Show all lines from the listing below that contain "ylabel".

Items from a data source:
====================

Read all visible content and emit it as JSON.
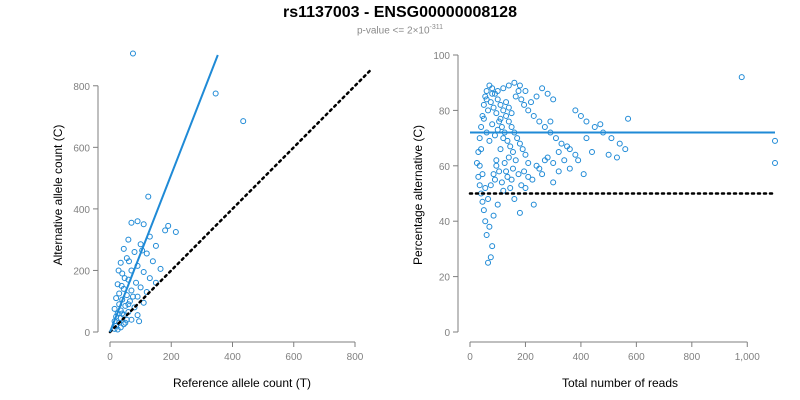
{
  "page": {
    "title": "rs1137003 - ENSG00000008128",
    "subtitle_prefix": "p-value <= 2×10",
    "subtitle_exponent": "-311"
  },
  "colors": {
    "points": "#1f8ad6",
    "fit": "#1f8ad6",
    "reference": "#000000",
    "axis": "#7f7f7f"
  },
  "chart_data": [
    {
      "type": "scatter",
      "xlabel": "Reference allele count (T)",
      "ylabel": "Alternative allele count (C)",
      "xlim": [
        0,
        800
      ],
      "ylim": [
        0,
        900
      ],
      "xticks": [
        0,
        200,
        400,
        600,
        800
      ],
      "xtick_labels": [
        "0",
        "200",
        "400",
        "600",
        "800"
      ],
      "yticks": [
        0,
        200,
        400,
        600,
        800
      ],
      "ytick_labels": [
        "0",
        "200",
        "400",
        "600",
        "800"
      ],
      "grid": false,
      "fit_line": {
        "x": [
          0,
          352
        ],
        "y": [
          0,
          900
        ]
      },
      "reference_line": {
        "x": [
          0,
          850
        ],
        "y": [
          0,
          850
        ],
        "style": "dotted"
      },
      "points": [
        [
          75,
          905
        ],
        [
          345,
          775
        ],
        [
          435,
          685
        ],
        [
          125,
          440
        ],
        [
          190,
          345
        ],
        [
          180,
          330
        ],
        [
          215,
          325
        ],
        [
          70,
          355
        ],
        [
          90,
          360
        ],
        [
          110,
          350
        ],
        [
          130,
          310
        ],
        [
          60,
          300
        ],
        [
          150,
          280
        ],
        [
          100,
          285
        ],
        [
          45,
          270
        ],
        [
          80,
          260
        ],
        [
          120,
          255
        ],
        [
          55,
          240
        ],
        [
          140,
          230
        ],
        [
          35,
          225
        ],
        [
          90,
          215
        ],
        [
          165,
          205
        ],
        [
          70,
          200
        ],
        [
          110,
          195
        ],
        [
          40,
          190
        ],
        [
          130,
          175
        ],
        [
          60,
          170
        ],
        [
          85,
          160
        ],
        [
          150,
          160
        ],
        [
          25,
          155
        ],
        [
          100,
          145
        ],
        [
          45,
          140
        ],
        [
          70,
          135
        ],
        [
          120,
          130
        ],
        [
          30,
          125
        ],
        [
          55,
          120
        ],
        [
          90,
          115
        ],
        [
          20,
          110
        ],
        [
          40,
          105
        ],
        [
          65,
          100
        ],
        [
          110,
          95
        ],
        [
          30,
          90
        ],
        [
          50,
          85
        ],
        [
          80,
          80
        ],
        [
          15,
          75
        ],
        [
          35,
          70
        ],
        [
          60,
          65
        ],
        [
          25,
          60
        ],
        [
          45,
          55
        ],
        [
          90,
          55
        ],
        [
          20,
          50
        ],
        [
          35,
          45
        ],
        [
          55,
          40
        ],
        [
          15,
          35
        ],
        [
          30,
          30
        ],
        [
          45,
          25
        ],
        [
          20,
          20
        ],
        [
          35,
          15
        ],
        [
          15,
          10
        ],
        [
          25,
          8
        ],
        [
          50,
          30
        ],
        [
          70,
          40
        ],
        [
          95,
          35
        ],
        [
          40,
          60
        ],
        [
          60,
          90
        ],
        [
          75,
          115
        ],
        [
          48,
          175
        ],
        [
          28,
          200
        ],
        [
          62,
          230
        ],
        [
          105,
          265
        ],
        [
          38,
          150
        ]
      ]
    },
    {
      "type": "scatter",
      "xlabel": "Total number of reads",
      "ylabel": "Percentage alternative (C)",
      "xlim": [
        0,
        1100
      ],
      "ylim": [
        0,
        100
      ],
      "xticks": [
        0,
        200,
        400,
        600,
        800,
        1000
      ],
      "xtick_labels": [
        "0",
        "200",
        "400",
        "600",
        "800",
        "1,000"
      ],
      "yticks": [
        0,
        20,
        40,
        60,
        80,
        100
      ],
      "ytick_labels": [
        "0",
        "20",
        "40",
        "60",
        "80",
        "100"
      ],
      "grid": false,
      "fit_line": {
        "x": [
          0,
          1100
        ],
        "y": [
          72,
          72
        ]
      },
      "reference_line": {
        "x": [
          0,
          1100
        ],
        "y": [
          50,
          50
        ],
        "style": "dotted"
      },
      "points": [
        [
          980,
          92
        ],
        [
          1100,
          69
        ],
        [
          1100,
          61
        ],
        [
          570,
          77
        ],
        [
          530,
          63
        ],
        [
          500,
          64
        ],
        [
          470,
          75
        ],
        [
          440,
          65
        ],
        [
          420,
          70
        ],
        [
          410,
          57
        ],
        [
          390,
          62
        ],
        [
          350,
          67
        ],
        [
          320,
          58
        ],
        [
          300,
          54
        ],
        [
          290,
          76
        ],
        [
          270,
          62
        ],
        [
          250,
          59
        ],
        [
          230,
          46
        ],
        [
          210,
          56
        ],
        [
          200,
          52
        ],
        [
          180,
          43
        ],
        [
          160,
          48
        ],
        [
          150,
          55
        ],
        [
          140,
          63
        ],
        [
          130,
          58
        ],
        [
          120,
          51
        ],
        [
          110,
          66
        ],
        [
          100,
          46
        ],
        [
          95,
          60
        ],
        [
          90,
          55
        ],
        [
          85,
          42
        ],
        [
          80,
          31
        ],
        [
          75,
          27
        ],
        [
          70,
          38
        ],
        [
          65,
          25
        ],
        [
          60,
          35
        ],
        [
          55,
          40
        ],
        [
          50,
          44
        ],
        [
          45,
          47
        ],
        [
          40,
          50
        ],
        [
          35,
          53
        ],
        [
          30,
          56
        ],
        [
          25,
          61
        ],
        [
          30,
          65
        ],
        [
          35,
          70
        ],
        [
          40,
          74
        ],
        [
          45,
          78
        ],
        [
          50,
          82
        ],
        [
          55,
          85
        ],
        [
          60,
          87
        ],
        [
          70,
          89
        ],
        [
          80,
          88
        ],
        [
          90,
          86
        ],
        [
          100,
          84
        ],
        [
          110,
          82
        ],
        [
          120,
          80
        ],
        [
          130,
          78
        ],
        [
          140,
          76
        ],
        [
          150,
          74
        ],
        [
          160,
          72
        ],
        [
          170,
          70
        ],
        [
          180,
          68
        ],
        [
          190,
          66
        ],
        [
          200,
          64
        ],
        [
          60,
          72
        ],
        [
          70,
          69
        ],
        [
          80,
          75
        ],
        [
          90,
          71
        ],
        [
          100,
          73
        ],
        [
          110,
          77
        ],
        [
          120,
          70
        ],
        [
          130,
          83
        ],
        [
          140,
          81
        ],
        [
          150,
          79
        ],
        [
          65,
          80
        ],
        [
          75,
          83
        ],
        [
          85,
          81
        ],
        [
          95,
          79
        ],
        [
          105,
          76
        ],
        [
          115,
          74
        ],
        [
          125,
          72
        ],
        [
          135,
          69
        ],
        [
          145,
          67
        ],
        [
          155,
          65
        ],
        [
          165,
          85
        ],
        [
          175,
          87
        ],
        [
          185,
          84
        ],
        [
          195,
          82
        ],
        [
          210,
          80
        ],
        [
          230,
          78
        ],
        [
          250,
          76
        ],
        [
          270,
          74
        ],
        [
          290,
          72
        ],
        [
          310,
          70
        ],
        [
          330,
          68
        ],
        [
          360,
          66
        ],
        [
          380,
          80
        ],
        [
          400,
          78
        ],
        [
          420,
          76
        ],
        [
          450,
          74
        ],
        [
          480,
          72
        ],
        [
          510,
          70
        ],
        [
          540,
          68
        ],
        [
          560,
          66
        ],
        [
          300,
          84
        ],
        [
          280,
          86
        ],
        [
          260,
          88
        ],
        [
          240,
          85
        ],
        [
          220,
          83
        ],
        [
          200,
          87
        ],
        [
          180,
          89
        ],
        [
          160,
          90
        ],
        [
          140,
          89
        ],
        [
          120,
          88
        ],
        [
          100,
          87
        ],
        [
          80,
          86
        ],
        [
          60,
          84
        ],
        [
          50,
          77
        ],
        [
          40,
          66
        ],
        [
          35,
          60
        ],
        [
          45,
          57
        ],
        [
          55,
          52
        ],
        [
          65,
          48
        ],
        [
          75,
          53
        ],
        [
          85,
          57
        ],
        [
          95,
          62
        ],
        [
          105,
          58
        ],
        [
          115,
          54
        ],
        [
          125,
          61
        ],
        [
          135,
          56
        ],
        [
          145,
          52
        ],
        [
          155,
          59
        ],
        [
          165,
          62
        ],
        [
          175,
          57
        ],
        [
          185,
          53
        ],
        [
          195,
          58
        ],
        [
          210,
          61
        ],
        [
          225,
          55
        ],
        [
          240,
          60
        ],
        [
          260,
          57
        ],
        [
          280,
          63
        ],
        [
          300,
          61
        ],
        [
          320,
          65
        ],
        [
          340,
          62
        ],
        [
          360,
          59
        ],
        [
          380,
          64
        ]
      ]
    }
  ]
}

====================

• Written response:
      "ylabel": "Alternative allele count (C)",
      "ylabel": "Percentage alternative (C)",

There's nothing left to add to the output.